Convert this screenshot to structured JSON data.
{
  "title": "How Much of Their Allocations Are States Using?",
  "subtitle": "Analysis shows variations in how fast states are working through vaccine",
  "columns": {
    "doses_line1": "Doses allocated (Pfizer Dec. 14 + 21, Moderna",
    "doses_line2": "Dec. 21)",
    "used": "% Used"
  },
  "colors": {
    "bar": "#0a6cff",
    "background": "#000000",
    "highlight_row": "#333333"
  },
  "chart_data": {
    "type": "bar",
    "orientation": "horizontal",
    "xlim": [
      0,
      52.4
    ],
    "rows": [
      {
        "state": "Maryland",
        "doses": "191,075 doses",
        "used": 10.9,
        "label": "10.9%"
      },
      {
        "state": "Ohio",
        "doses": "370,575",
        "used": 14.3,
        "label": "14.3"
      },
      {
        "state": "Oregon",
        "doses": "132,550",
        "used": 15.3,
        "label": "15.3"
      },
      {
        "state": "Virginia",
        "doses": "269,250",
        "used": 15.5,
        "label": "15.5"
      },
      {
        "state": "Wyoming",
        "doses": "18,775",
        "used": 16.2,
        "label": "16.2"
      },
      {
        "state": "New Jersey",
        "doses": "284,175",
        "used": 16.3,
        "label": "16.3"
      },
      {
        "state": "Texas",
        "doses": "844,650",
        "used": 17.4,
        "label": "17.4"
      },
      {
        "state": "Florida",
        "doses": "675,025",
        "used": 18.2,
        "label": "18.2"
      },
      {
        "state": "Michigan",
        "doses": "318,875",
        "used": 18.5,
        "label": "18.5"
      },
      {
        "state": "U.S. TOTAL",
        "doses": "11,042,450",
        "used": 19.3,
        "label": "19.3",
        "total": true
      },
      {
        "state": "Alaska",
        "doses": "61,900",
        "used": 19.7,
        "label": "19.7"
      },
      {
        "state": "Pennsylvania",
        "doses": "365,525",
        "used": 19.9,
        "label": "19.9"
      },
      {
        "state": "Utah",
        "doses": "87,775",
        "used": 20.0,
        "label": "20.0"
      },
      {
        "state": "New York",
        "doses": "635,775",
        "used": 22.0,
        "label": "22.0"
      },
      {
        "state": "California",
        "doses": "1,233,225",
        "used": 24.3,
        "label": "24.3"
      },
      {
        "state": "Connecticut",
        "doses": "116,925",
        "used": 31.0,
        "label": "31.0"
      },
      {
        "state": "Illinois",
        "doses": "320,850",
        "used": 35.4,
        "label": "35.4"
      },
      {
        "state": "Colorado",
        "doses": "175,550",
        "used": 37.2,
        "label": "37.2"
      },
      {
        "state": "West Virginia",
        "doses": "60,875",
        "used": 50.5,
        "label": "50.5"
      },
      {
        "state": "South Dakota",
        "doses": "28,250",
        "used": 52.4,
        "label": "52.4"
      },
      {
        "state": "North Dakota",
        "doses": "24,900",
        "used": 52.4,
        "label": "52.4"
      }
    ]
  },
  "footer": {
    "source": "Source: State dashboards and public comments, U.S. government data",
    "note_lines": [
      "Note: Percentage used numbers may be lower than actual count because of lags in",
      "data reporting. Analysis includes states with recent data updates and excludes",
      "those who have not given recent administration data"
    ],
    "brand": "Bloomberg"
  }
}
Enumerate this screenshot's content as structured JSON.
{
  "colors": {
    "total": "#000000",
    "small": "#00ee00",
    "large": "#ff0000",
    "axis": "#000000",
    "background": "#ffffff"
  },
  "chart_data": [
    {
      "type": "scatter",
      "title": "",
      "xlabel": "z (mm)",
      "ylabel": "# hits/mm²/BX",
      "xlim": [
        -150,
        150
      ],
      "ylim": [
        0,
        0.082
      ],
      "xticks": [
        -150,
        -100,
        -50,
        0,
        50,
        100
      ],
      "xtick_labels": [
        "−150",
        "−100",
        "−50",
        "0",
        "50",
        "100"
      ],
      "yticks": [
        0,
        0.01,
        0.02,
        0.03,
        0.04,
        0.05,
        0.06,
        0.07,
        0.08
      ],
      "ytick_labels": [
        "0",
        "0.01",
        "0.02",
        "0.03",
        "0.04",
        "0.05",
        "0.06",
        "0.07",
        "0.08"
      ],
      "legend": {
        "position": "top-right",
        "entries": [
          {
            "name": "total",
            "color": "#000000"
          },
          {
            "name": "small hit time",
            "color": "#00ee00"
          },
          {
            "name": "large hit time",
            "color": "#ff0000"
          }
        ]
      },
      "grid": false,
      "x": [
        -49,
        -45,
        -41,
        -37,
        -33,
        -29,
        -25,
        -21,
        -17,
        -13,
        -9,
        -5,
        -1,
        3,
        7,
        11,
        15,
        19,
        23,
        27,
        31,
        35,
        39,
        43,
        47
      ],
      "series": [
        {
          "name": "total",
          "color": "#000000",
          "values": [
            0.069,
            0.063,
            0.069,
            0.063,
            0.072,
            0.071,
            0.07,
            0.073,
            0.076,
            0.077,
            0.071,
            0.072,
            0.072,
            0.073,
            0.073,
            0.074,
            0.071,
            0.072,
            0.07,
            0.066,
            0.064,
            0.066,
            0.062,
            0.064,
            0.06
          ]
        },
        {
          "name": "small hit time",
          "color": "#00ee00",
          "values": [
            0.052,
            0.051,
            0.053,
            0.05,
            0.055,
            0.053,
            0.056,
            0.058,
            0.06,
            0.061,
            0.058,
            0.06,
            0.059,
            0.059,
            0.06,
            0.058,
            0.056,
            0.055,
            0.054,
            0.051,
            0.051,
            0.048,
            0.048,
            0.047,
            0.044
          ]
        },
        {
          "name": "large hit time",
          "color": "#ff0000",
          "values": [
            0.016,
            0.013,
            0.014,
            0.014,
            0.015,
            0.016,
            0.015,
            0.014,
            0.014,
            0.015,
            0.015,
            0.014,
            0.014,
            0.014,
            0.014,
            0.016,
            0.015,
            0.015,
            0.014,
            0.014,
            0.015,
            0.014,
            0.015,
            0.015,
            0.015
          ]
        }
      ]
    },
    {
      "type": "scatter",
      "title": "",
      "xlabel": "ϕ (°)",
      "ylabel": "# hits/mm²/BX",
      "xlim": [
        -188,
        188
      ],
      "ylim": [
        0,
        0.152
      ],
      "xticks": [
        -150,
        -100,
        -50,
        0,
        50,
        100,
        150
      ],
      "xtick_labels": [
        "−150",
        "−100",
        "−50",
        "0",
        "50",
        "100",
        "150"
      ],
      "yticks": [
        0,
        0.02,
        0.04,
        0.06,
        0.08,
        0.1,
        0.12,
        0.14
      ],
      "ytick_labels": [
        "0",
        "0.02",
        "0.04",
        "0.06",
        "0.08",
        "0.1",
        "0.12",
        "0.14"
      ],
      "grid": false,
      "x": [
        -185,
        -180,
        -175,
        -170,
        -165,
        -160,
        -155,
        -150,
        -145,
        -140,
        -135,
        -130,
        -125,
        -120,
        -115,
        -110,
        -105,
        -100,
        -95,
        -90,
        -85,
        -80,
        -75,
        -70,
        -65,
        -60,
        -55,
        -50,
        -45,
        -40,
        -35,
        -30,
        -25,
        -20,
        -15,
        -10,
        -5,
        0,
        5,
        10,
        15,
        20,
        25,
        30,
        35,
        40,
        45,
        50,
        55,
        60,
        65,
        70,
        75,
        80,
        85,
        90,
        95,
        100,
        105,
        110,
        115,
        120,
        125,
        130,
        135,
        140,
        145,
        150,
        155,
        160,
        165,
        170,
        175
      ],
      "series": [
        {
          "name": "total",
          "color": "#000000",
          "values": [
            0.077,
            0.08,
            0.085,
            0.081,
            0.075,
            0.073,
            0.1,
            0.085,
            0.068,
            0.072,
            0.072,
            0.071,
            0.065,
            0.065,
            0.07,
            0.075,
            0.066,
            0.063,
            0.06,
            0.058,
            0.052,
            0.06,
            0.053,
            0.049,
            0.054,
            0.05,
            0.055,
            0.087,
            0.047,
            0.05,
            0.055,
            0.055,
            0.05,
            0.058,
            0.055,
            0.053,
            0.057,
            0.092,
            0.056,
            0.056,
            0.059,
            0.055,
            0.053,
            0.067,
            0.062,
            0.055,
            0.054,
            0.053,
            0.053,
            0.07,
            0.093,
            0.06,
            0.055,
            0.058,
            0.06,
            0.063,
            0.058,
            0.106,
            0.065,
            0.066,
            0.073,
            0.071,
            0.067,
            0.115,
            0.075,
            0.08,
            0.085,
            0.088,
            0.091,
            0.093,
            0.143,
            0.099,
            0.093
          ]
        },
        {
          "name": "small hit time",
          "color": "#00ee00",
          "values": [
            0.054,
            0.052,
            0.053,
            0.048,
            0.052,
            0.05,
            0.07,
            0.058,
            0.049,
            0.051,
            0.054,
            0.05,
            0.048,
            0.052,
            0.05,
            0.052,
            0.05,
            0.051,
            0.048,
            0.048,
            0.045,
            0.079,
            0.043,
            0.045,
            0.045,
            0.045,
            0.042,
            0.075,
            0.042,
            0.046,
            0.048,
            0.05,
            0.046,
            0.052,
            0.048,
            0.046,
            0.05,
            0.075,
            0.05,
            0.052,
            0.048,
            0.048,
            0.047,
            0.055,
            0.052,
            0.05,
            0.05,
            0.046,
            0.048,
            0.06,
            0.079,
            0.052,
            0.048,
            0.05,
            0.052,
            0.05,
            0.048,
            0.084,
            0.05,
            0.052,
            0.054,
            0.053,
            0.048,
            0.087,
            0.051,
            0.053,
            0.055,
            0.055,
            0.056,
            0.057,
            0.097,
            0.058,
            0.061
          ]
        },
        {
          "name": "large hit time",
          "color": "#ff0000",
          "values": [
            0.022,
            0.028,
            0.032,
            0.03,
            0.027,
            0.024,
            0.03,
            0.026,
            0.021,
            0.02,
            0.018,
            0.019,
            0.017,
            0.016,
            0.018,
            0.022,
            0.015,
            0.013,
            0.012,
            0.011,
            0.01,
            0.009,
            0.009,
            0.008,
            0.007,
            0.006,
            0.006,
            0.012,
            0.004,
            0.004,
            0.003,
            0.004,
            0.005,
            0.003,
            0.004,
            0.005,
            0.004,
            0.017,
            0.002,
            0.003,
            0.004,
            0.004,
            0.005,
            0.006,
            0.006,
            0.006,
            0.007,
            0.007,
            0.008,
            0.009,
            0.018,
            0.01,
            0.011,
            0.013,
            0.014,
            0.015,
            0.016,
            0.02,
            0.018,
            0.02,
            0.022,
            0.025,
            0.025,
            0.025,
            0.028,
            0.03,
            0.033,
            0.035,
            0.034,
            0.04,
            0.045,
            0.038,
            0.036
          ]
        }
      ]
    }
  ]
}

### Written task
In the records, locate each line holding the string "structured" and copy it.

### Full answer
Convert this screenshot to structured JSON data.
Enumerate this screenshot's content as structured JSON.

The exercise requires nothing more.